• **Stated task**:
Every line of the material is to be quoted verbatim, minus the pictures.

Stored entries
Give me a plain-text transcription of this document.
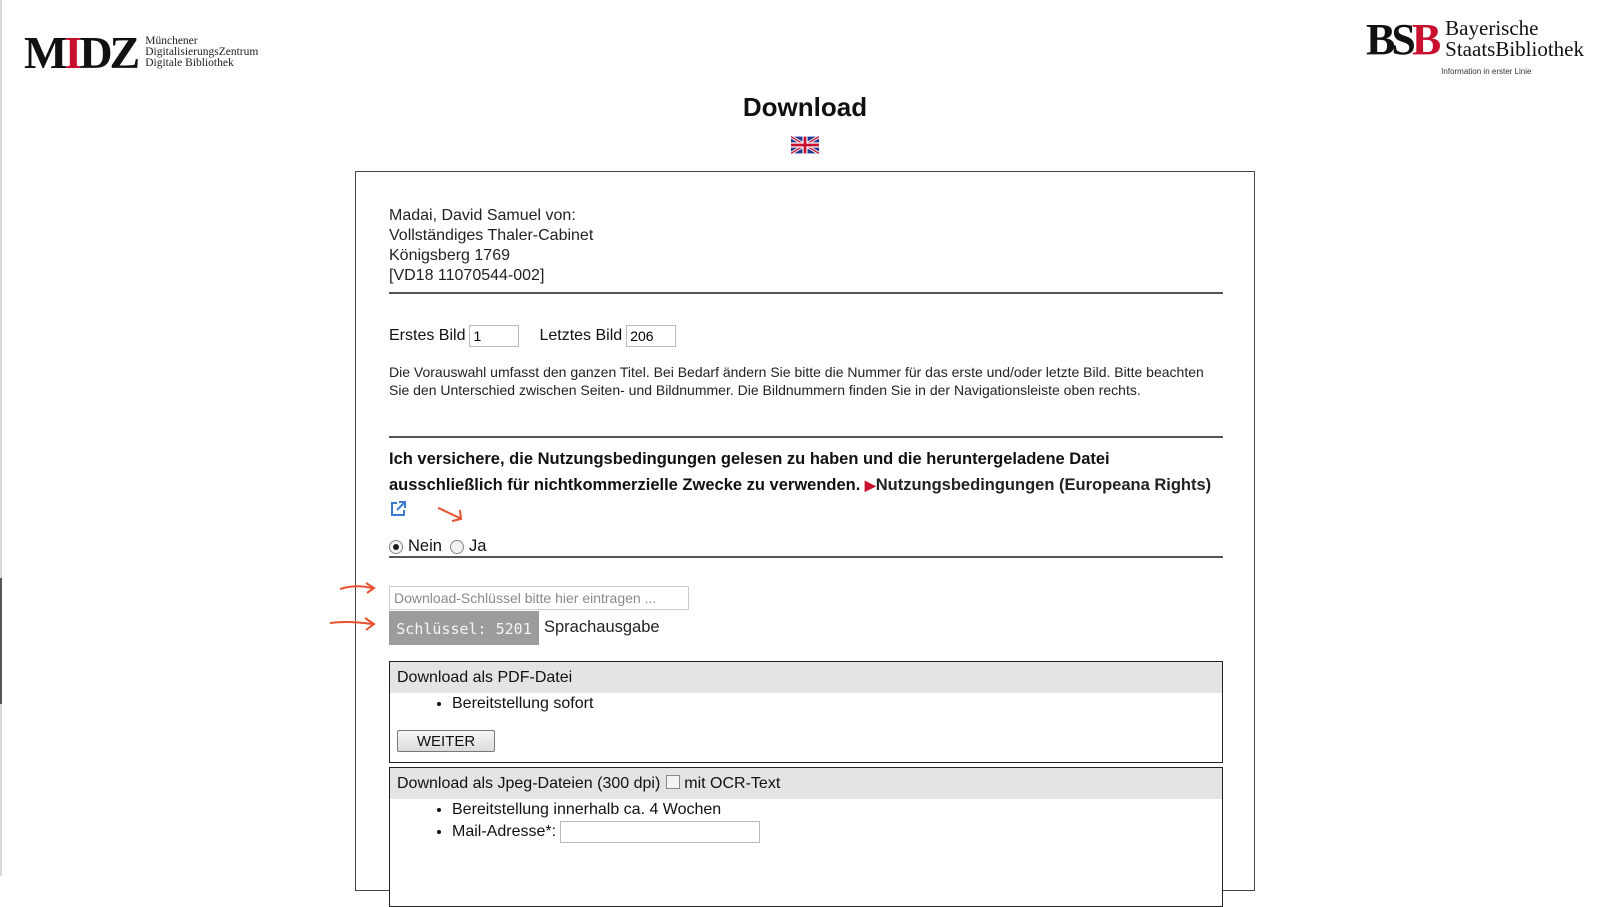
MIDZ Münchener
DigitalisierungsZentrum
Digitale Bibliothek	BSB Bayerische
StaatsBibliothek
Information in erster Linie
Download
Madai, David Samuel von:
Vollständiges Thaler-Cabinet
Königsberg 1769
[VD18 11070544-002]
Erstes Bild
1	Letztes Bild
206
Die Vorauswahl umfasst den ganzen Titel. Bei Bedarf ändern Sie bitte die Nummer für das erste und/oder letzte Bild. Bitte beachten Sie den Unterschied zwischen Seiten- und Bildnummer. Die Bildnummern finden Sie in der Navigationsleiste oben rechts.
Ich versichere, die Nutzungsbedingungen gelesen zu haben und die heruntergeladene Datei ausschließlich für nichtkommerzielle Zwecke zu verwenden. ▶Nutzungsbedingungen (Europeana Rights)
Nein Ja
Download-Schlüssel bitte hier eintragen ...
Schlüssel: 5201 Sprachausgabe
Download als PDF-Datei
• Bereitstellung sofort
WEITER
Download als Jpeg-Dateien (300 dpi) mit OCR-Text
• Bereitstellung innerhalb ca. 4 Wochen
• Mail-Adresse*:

• **Exercise solution**:
Give me a plain-text transcription of this document.
MIDZ Münchener
DigitalisierungsZentrum
Digitale Bibliothek	BSB Bayerische
StaatsBibliothek
Information in erster Linie
Download
Madai, David Samuel von:
Vollständiges Thaler-Cabinet
Königsberg 1769
[VD18 11070544-002]
Erstes Bild
1	Letztes Bild
206
Die Vorauswahl umfasst den ganzen Titel. Bei Bedarf ändern Sie bitte die Nummer für das erste und/oder letzte Bild. Bitte beachten Sie den Unterschied zwischen Seiten- und Bildnummer. Die Bildnummern finden Sie in der Navigationsleiste oben rechts.
Ich versichere, die Nutzungsbedingungen gelesen zu haben und die heruntergeladene Datei ausschließlich für nichtkommerzielle Zwecke zu verwenden. ▶Nutzungsbedingungen (Europeana Rights)
Nein Ja
Download-Schlüssel bitte hier eintragen ...
Schlüssel: 5201 Sprachausgabe
Download als PDF-Datei
• Bereitstellung sofort
WEITER
Download als Jpeg-Dateien (300 dpi) mit OCR-Text
• Bereitstellung innerhalb ca. 4 Wochen
• Mail-Adresse*:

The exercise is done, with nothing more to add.